------ DATASET CONTENT

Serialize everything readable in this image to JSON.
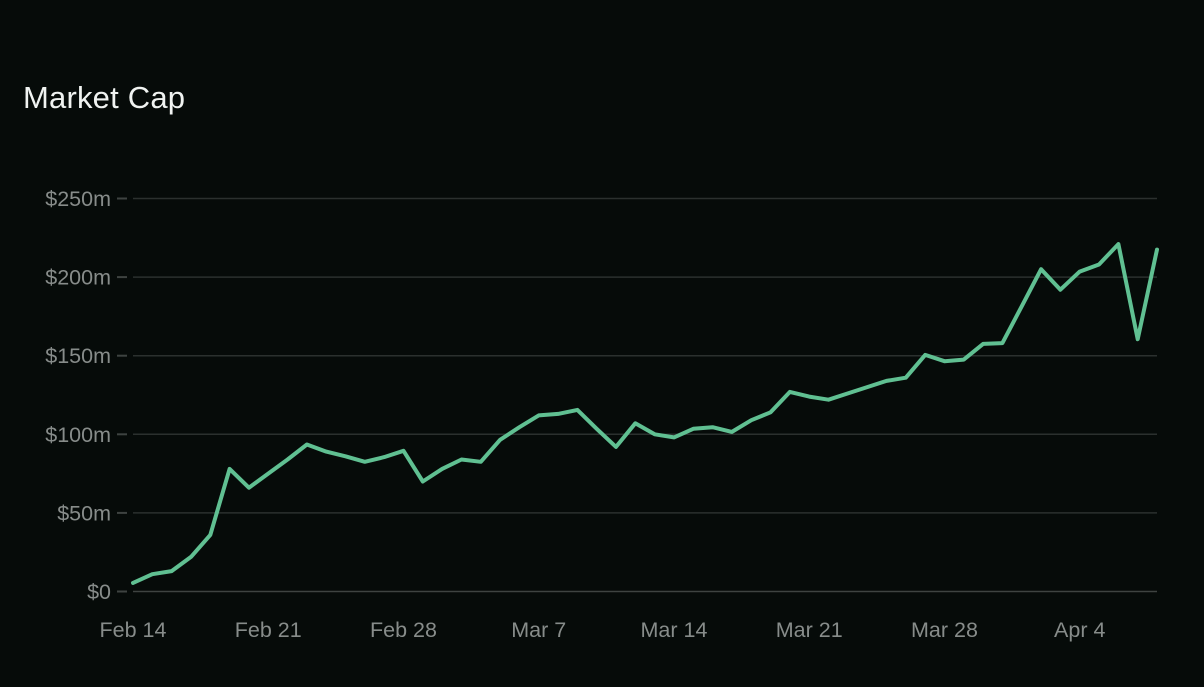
{
  "chart": {
    "title": "Market Cap",
    "title_color": "#f0f3f1",
    "background_color": "#060b09",
    "line_color": "#60c092",
    "grid_color": "#2b302e",
    "zero_line_color": "#3e4341",
    "tick_color": "#3e4341",
    "label_color": "#878c8a"
  },
  "chart_data": {
    "type": "line",
    "title": "Market Cap",
    "xlabel": "",
    "ylabel": "",
    "unit": "$m",
    "grid": true,
    "legend": false,
    "ylim": [
      0,
      250
    ],
    "y_tick_values": [
      0,
      50,
      100,
      150,
      200,
      250
    ],
    "y_tick_labels": [
      "$0",
      "$50m",
      "$100m",
      "$150m",
      "$200m",
      "$250m"
    ],
    "x_tick_positions": [
      0,
      7,
      14,
      21,
      28,
      35,
      42,
      49
    ],
    "x_tick_labels": [
      "Feb 14",
      "Feb 21",
      "Feb 28",
      "Mar 7",
      "Mar 14",
      "Mar 21",
      "Mar 28",
      "Apr 4"
    ],
    "x": [
      "Feb 14",
      "Feb 15",
      "Feb 16",
      "Feb 17",
      "Feb 18",
      "Feb 19",
      "Feb 20",
      "Feb 21",
      "Feb 22",
      "Feb 23",
      "Feb 24",
      "Feb 25",
      "Feb 26",
      "Feb 27",
      "Feb 28",
      "Mar 1",
      "Mar 2",
      "Mar 3",
      "Mar 4",
      "Mar 5",
      "Mar 6",
      "Mar 7",
      "Mar 8",
      "Mar 9",
      "Mar 10",
      "Mar 11",
      "Mar 12",
      "Mar 13",
      "Mar 14",
      "Mar 15",
      "Mar 16",
      "Mar 17",
      "Mar 18",
      "Mar 19",
      "Mar 20",
      "Mar 21",
      "Mar 22",
      "Mar 23",
      "Mar 24",
      "Mar 25",
      "Mar 26",
      "Mar 27",
      "Mar 28",
      "Mar 29",
      "Mar 30",
      "Mar 31",
      "Apr 1",
      "Apr 2",
      "Apr 3",
      "Apr 4",
      "Apr 5",
      "Apr 6",
      "Apr 7",
      "Apr 8"
    ],
    "values": [
      5.5,
      11,
      13,
      22,
      36,
      78,
      66,
      75,
      84,
      93.5,
      89,
      86,
      82.5,
      85.5,
      89.5,
      70,
      78,
      84,
      82.5,
      96.5,
      104.5,
      112,
      113,
      115.5,
      103.5,
      92,
      107,
      100,
      98,
      103.5,
      104.5,
      101.5,
      109,
      114,
      127,
      124,
      122,
      126,
      130,
      134,
      136,
      150.5,
      146.5,
      147.5,
      157.5,
      158,
      181.5,
      205,
      192,
      203.5,
      208,
      221,
      160.5,
      217.5
    ]
  }
}
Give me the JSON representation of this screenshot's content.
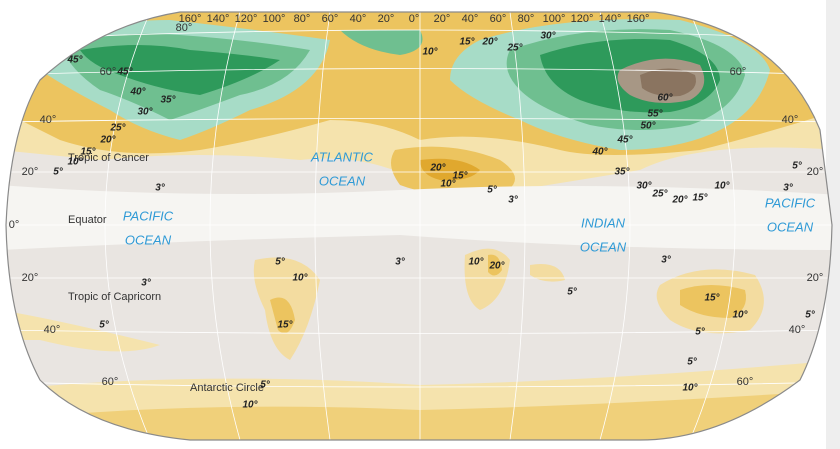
{
  "graticule": {
    "longitudes": [
      "160°",
      "140°",
      "120°",
      "100°",
      "80°",
      "60°",
      "40°",
      "20°",
      "0°",
      "20°",
      "40°",
      "60°",
      "80°",
      "100°",
      "120°",
      "140°",
      "160°"
    ],
    "latitudes_left": [
      "80°",
      "60°",
      "40°",
      "20°",
      "0°",
      "20°",
      "40°",
      "60°"
    ],
    "latitudes_right": [
      "60°",
      "40°",
      "20°",
      "20°",
      "40°",
      "60°"
    ]
  },
  "lines": [
    "Tropic of Cancer",
    "Equator",
    "Tropic of Capricorn",
    "Antarctic Circle"
  ],
  "oceans": [
    {
      "lines": [
        "PACIFIC",
        "OCEAN"
      ]
    },
    {
      "lines": [
        "ATLANTIC",
        "OCEAN"
      ]
    },
    {
      "lines": [
        "INDIAN",
        "OCEAN"
      ]
    },
    {
      "lines": [
        "PACIFIC",
        "OCEAN"
      ]
    }
  ],
  "contours": [
    "45°",
    "45°",
    "40°",
    "35°",
    "30°",
    "25°",
    "20°",
    "15°",
    "10°",
    "5°",
    "10°",
    "15°",
    "20°",
    "25°",
    "30°",
    "60°",
    "55°",
    "50°",
    "45°",
    "40°",
    "35°",
    "30°",
    "25°",
    "20°",
    "15°",
    "10°",
    "20°",
    "15°",
    "10°",
    "5°",
    "3°",
    "3°",
    "5°",
    "3°",
    "3°",
    "3°",
    "3°",
    "5°",
    "10°",
    "15°",
    "10°",
    "20°",
    "5°",
    "15°",
    "10°",
    "5°",
    "5°",
    "5°",
    "5°",
    "10°",
    "5°",
    "10°"
  ]
}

------------

*TASK DESCRIPTION:* Write out the lines of the listing from the one that holds "Give me the" to the very last line, both included, exactly as they appear and without any pictures.

*OUTPUT FOR THIS EXERCISE:*
Give me the JSON representation of this screenshot's content.
{
  "graticule": {
    "longitudes": [
      "160°",
      "140°",
      "120°",
      "100°",
      "80°",
      "60°",
      "40°",
      "20°",
      "0°",
      "20°",
      "40°",
      "60°",
      "80°",
      "100°",
      "120°",
      "140°",
      "160°"
    ],
    "latitudes_left": [
      "80°",
      "60°",
      "40°",
      "20°",
      "0°",
      "20°",
      "40°",
      "60°"
    ],
    "latitudes_right": [
      "60°",
      "40°",
      "20°",
      "20°",
      "40°",
      "60°"
    ]
  },
  "lines": [
    "Tropic of Cancer",
    "Equator",
    "Tropic of Capricorn",
    "Antarctic Circle"
  ],
  "oceans": [
    {
      "lines": [
        "PACIFIC",
        "OCEAN"
      ]
    },
    {
      "lines": [
        "ATLANTIC",
        "OCEAN"
      ]
    },
    {
      "lines": [
        "INDIAN",
        "OCEAN"
      ]
    },
    {
      "lines": [
        "PACIFIC",
        "OCEAN"
      ]
    }
  ],
  "contours": [
    "45°",
    "45°",
    "40°",
    "35°",
    "30°",
    "25°",
    "20°",
    "15°",
    "10°",
    "5°",
    "10°",
    "15°",
    "20°",
    "25°",
    "30°",
    "60°",
    "55°",
    "50°",
    "45°",
    "40°",
    "35°",
    "30°",
    "25°",
    "20°",
    "15°",
    "10°",
    "20°",
    "15°",
    "10°",
    "5°",
    "3°",
    "3°",
    "5°",
    "3°",
    "3°",
    "3°",
    "3°",
    "5°",
    "10°",
    "15°",
    "10°",
    "20°",
    "5°",
    "15°",
    "10°",
    "5°",
    "5°",
    "5°",
    "5°",
    "10°",
    "5°",
    "10°"
  ]
}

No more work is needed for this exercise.